## Stored items
** Start **

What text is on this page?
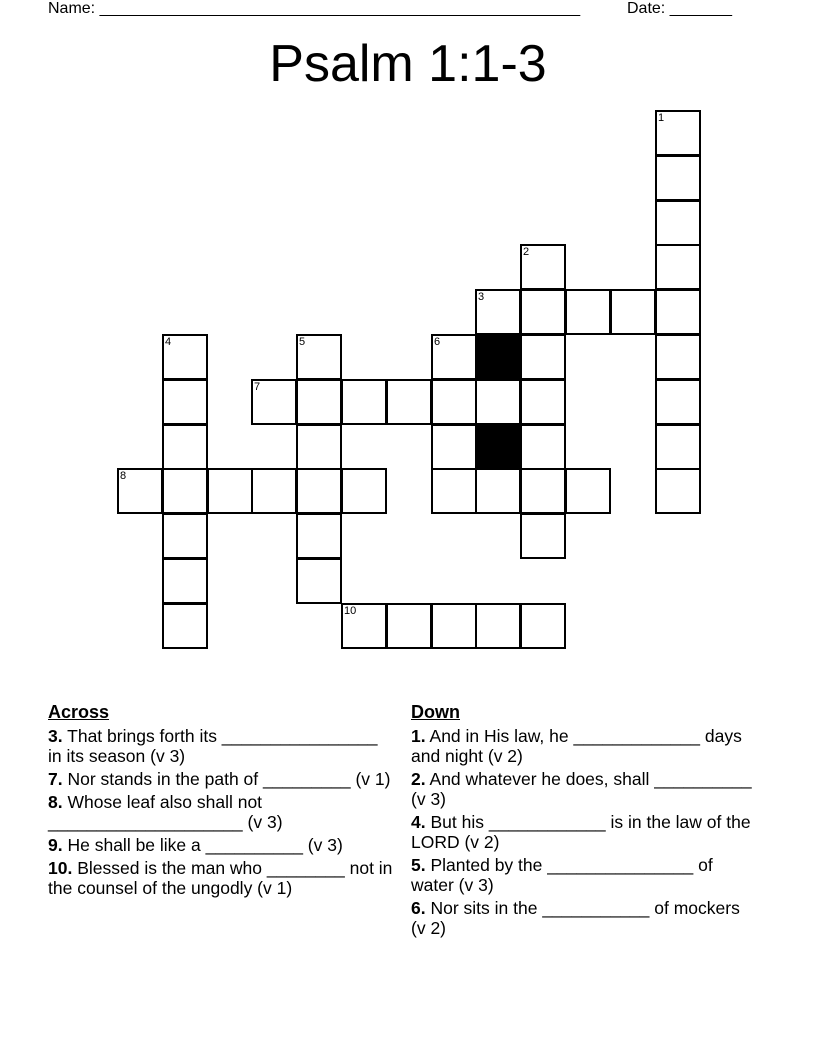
Name: ______________________________________________________	Date: _______
Psalm 1:1-3
1
2
3
4	5	6
7
8
10
Across
3. That brings forth its ________________ in its season (v 3)
7. Nor stands in the path of _________ (v 1)
8. Whose leaf also shall not ____________________ (v 3)
9. He shall be like a __________ (v 3)
10. Blessed is the man who ________ not in the counsel of the ungodly (v 1)
Down
1. And in His law, he _____________ days and night (v 2)
2. And whatever he does, shall __________ (v 3)
4. But his ____________ is in the law of the LORD (v 2)
5. Planted by the _______________ of water (v 3)
6. Nor sits in the ___________ of mockers (v 2)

** End **

## Exercise description
Search the data above for lines holding "shall" and copy each of them.

## Result of the exercise
8. Whose leaf also shall not ____________________ (v 3)
9. He shall be like a __________ (v 3)
2. And whatever he does, shall __________ (v 3)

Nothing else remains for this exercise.